SUPPLIED DATA:

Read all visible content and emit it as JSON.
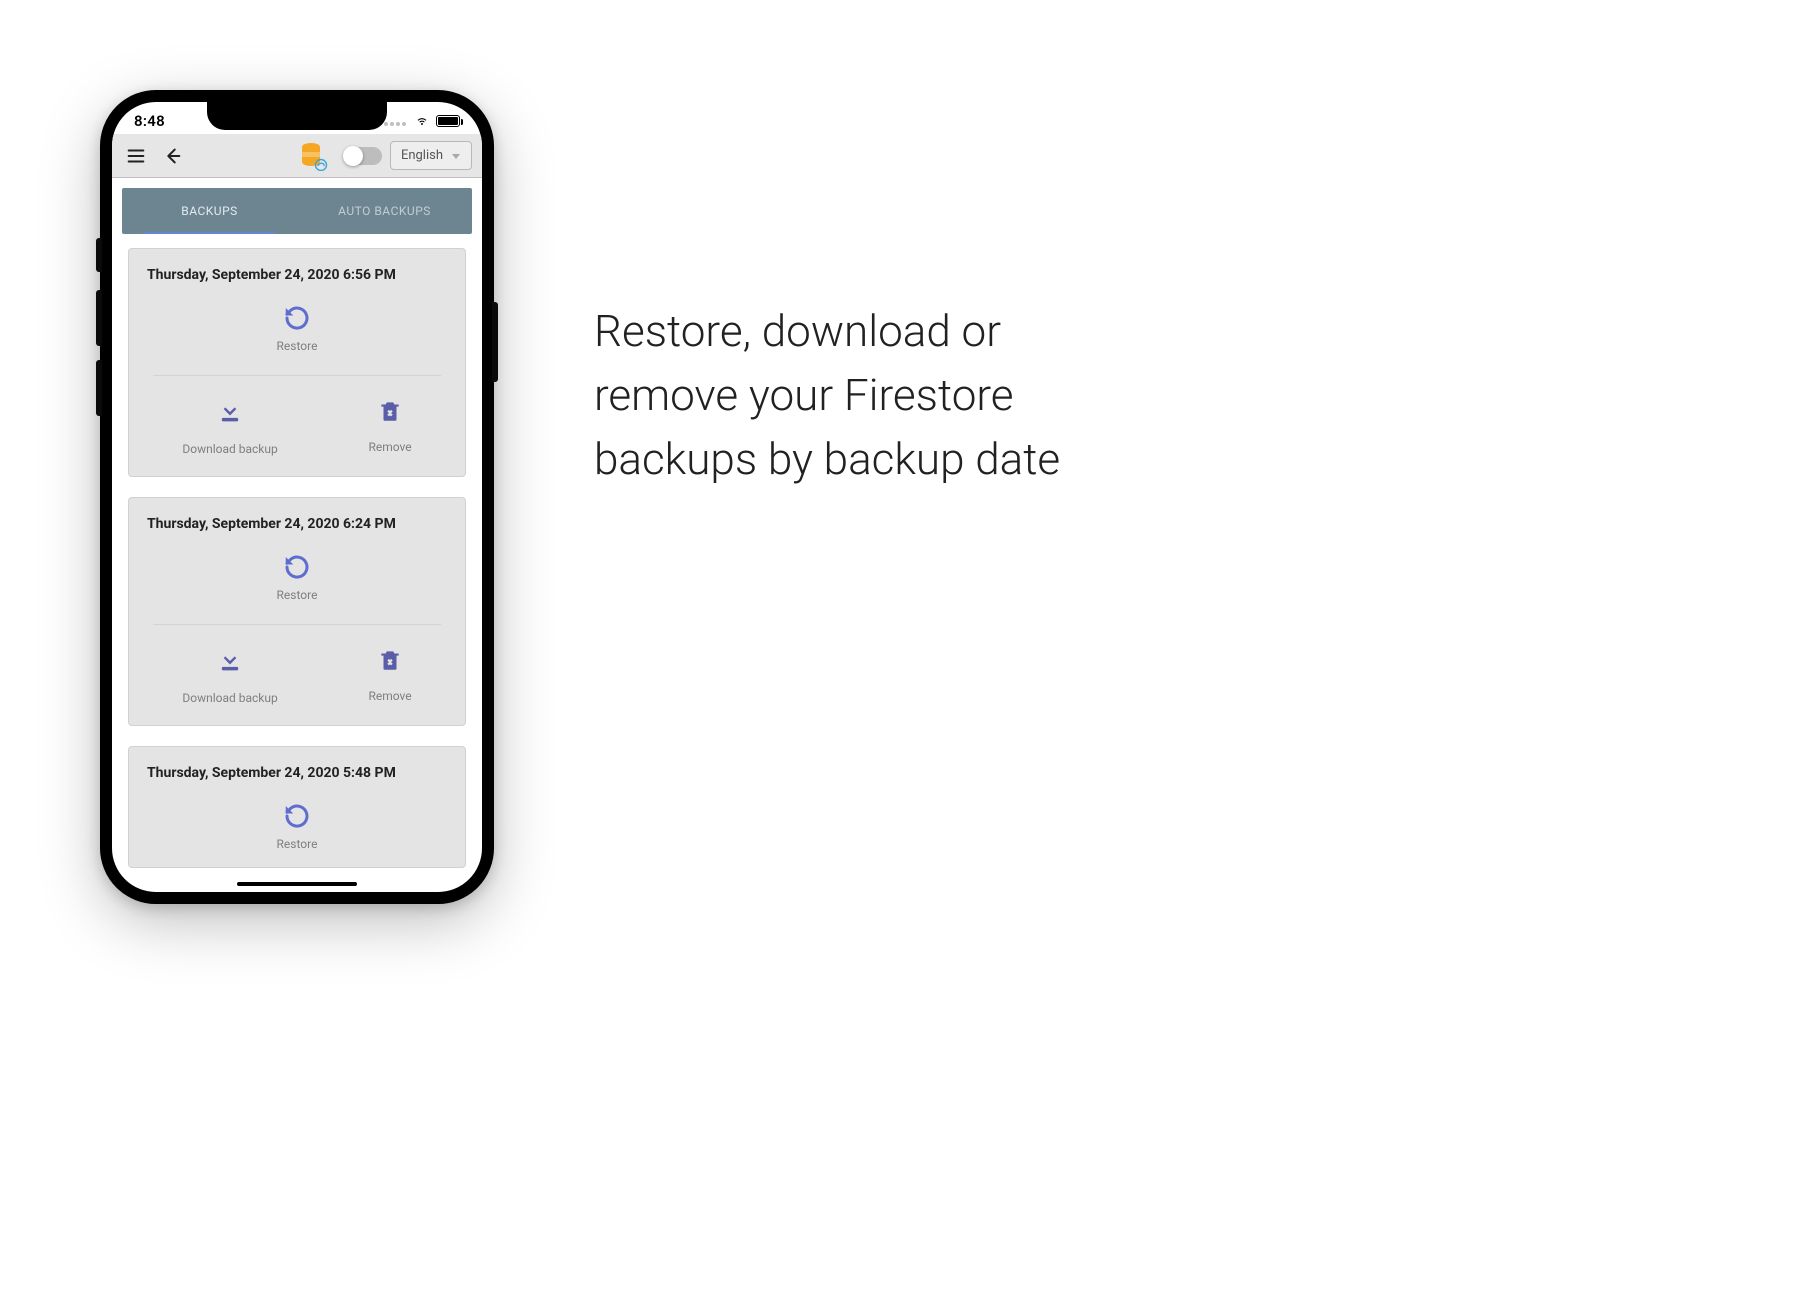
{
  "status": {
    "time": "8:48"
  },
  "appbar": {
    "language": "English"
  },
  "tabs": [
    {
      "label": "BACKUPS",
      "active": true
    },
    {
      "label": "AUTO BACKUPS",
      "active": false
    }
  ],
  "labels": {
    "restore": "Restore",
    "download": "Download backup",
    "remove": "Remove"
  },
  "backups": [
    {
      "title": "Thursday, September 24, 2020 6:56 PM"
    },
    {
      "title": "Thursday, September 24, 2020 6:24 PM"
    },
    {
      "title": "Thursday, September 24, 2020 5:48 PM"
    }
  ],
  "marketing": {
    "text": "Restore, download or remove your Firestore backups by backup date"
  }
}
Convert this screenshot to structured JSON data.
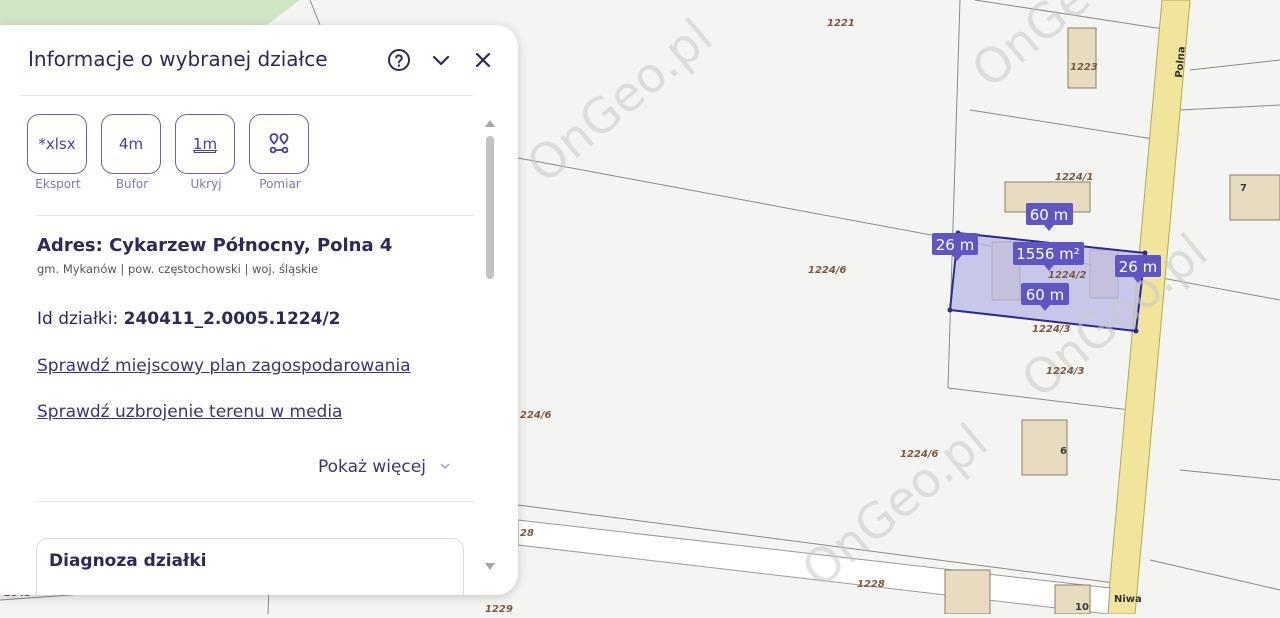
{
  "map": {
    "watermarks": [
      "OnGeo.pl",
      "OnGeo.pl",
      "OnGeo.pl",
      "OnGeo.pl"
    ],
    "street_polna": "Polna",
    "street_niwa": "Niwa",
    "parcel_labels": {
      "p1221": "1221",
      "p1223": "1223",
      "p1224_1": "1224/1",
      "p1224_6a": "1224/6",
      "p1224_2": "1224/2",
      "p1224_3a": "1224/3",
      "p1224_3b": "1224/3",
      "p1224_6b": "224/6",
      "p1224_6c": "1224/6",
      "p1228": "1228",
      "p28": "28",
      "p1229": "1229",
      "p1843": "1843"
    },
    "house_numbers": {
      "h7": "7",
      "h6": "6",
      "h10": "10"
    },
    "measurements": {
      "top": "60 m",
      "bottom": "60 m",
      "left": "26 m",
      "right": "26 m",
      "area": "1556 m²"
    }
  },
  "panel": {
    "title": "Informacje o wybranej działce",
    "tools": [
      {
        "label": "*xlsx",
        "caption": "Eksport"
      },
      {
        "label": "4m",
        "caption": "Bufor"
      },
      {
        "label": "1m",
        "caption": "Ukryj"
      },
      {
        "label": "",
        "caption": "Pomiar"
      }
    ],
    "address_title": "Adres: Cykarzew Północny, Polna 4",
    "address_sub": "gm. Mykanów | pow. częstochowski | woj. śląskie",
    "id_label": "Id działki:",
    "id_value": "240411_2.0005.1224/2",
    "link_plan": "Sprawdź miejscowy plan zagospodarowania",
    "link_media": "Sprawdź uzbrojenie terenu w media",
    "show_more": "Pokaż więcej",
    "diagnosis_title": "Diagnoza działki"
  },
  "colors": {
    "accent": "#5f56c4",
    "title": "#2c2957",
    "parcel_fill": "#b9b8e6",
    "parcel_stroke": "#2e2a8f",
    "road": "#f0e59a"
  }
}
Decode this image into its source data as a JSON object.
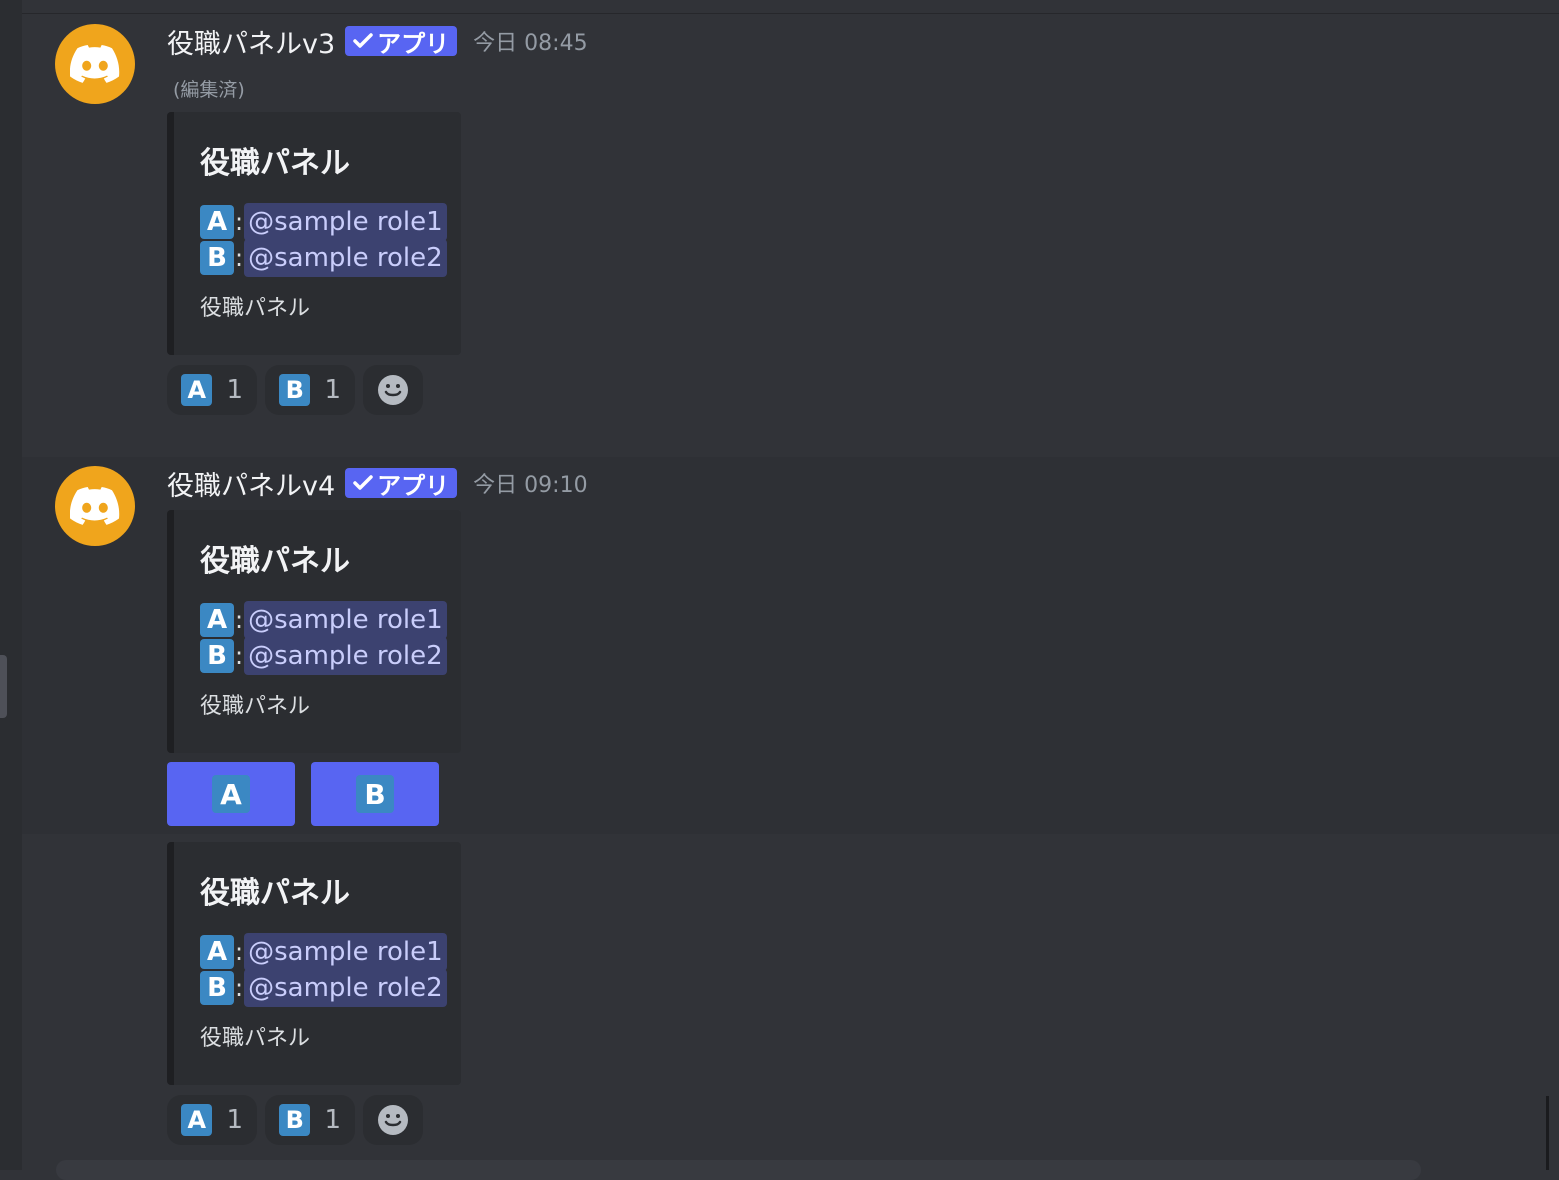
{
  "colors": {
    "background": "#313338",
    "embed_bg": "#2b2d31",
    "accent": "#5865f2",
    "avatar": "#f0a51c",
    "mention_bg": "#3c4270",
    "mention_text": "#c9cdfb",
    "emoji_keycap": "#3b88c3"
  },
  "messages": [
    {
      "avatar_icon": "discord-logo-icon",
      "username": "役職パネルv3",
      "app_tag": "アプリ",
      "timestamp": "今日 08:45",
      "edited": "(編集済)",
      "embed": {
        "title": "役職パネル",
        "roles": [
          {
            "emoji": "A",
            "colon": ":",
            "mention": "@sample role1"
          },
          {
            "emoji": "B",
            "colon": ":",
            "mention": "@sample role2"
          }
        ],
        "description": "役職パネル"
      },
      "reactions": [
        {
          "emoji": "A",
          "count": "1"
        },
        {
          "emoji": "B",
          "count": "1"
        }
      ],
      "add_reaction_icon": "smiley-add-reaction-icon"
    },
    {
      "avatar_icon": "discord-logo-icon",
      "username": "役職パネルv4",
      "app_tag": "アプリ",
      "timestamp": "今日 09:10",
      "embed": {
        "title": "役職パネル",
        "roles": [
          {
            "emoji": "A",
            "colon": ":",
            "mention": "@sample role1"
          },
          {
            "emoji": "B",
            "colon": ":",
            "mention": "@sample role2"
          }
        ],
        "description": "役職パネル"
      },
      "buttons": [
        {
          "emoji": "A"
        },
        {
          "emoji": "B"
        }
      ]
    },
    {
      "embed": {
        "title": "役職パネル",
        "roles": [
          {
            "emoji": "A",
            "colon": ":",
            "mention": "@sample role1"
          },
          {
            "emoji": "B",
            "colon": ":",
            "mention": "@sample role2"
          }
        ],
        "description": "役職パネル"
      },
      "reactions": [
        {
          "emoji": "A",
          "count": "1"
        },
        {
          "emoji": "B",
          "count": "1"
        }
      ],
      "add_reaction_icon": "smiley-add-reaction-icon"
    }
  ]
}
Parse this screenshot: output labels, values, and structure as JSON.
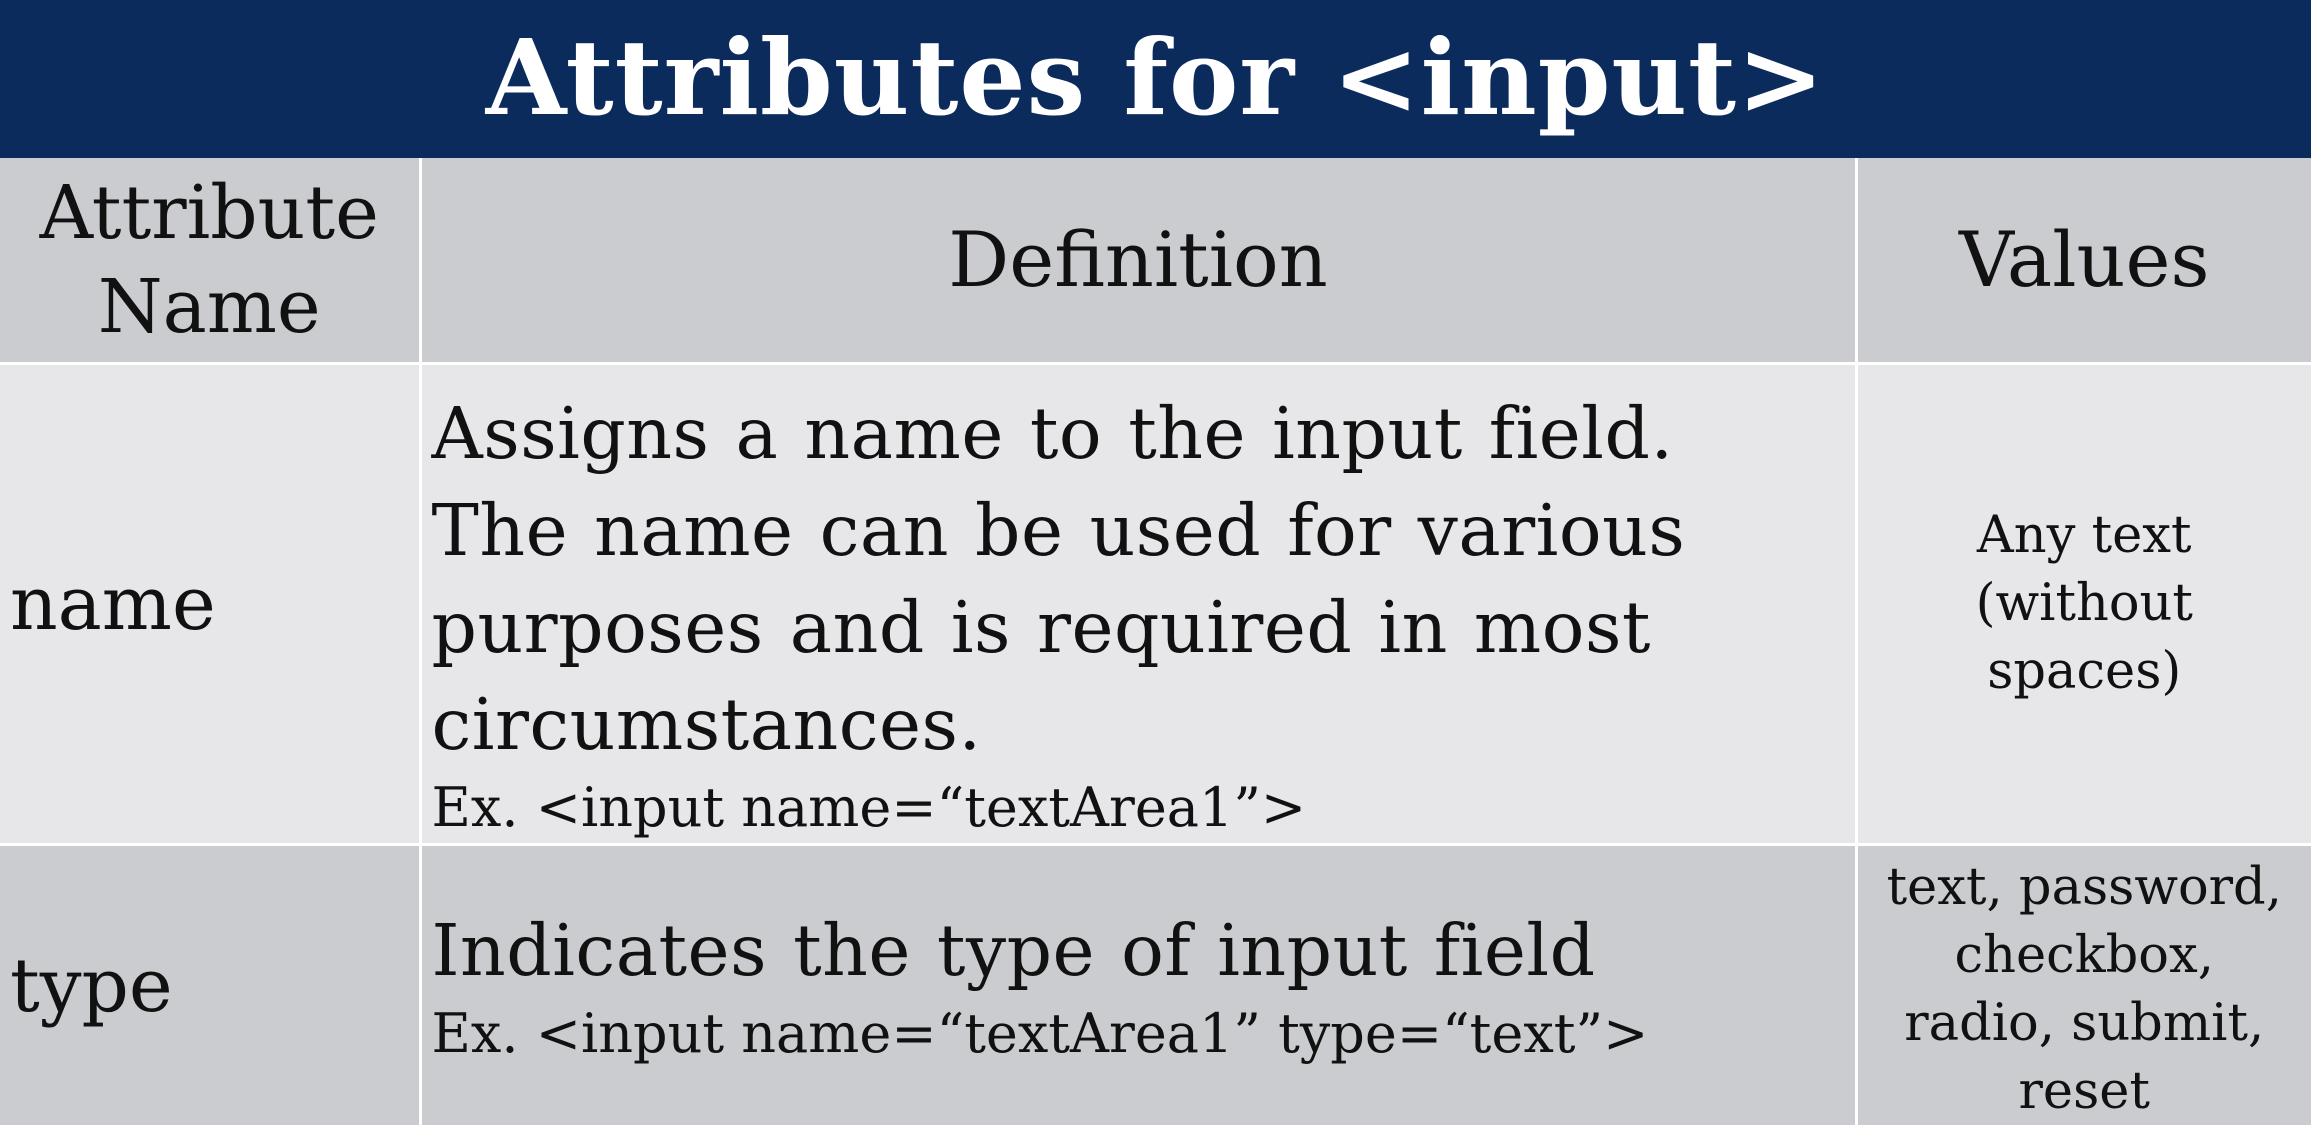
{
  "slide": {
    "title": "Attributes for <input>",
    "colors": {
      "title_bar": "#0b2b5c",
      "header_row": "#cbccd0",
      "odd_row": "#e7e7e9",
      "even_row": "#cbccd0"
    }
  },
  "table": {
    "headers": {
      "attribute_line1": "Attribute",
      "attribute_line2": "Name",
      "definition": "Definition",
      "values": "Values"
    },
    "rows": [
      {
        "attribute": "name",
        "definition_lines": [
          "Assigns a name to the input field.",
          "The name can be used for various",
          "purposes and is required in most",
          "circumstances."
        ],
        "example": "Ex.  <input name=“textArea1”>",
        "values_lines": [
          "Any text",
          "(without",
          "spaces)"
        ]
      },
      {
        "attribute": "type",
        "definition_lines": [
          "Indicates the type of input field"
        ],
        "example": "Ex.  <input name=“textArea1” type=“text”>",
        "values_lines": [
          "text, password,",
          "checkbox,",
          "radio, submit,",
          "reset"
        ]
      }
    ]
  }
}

YOUR OBJECTIVE: In the entries above, find every line holding the word "caption" and copy it out.

SOLUTION TO THE EXERCISE:
        "caption": "Eksport"
        "caption": "Bufor"
        "caption": "Ukryj"
        "caption": "Pomiar"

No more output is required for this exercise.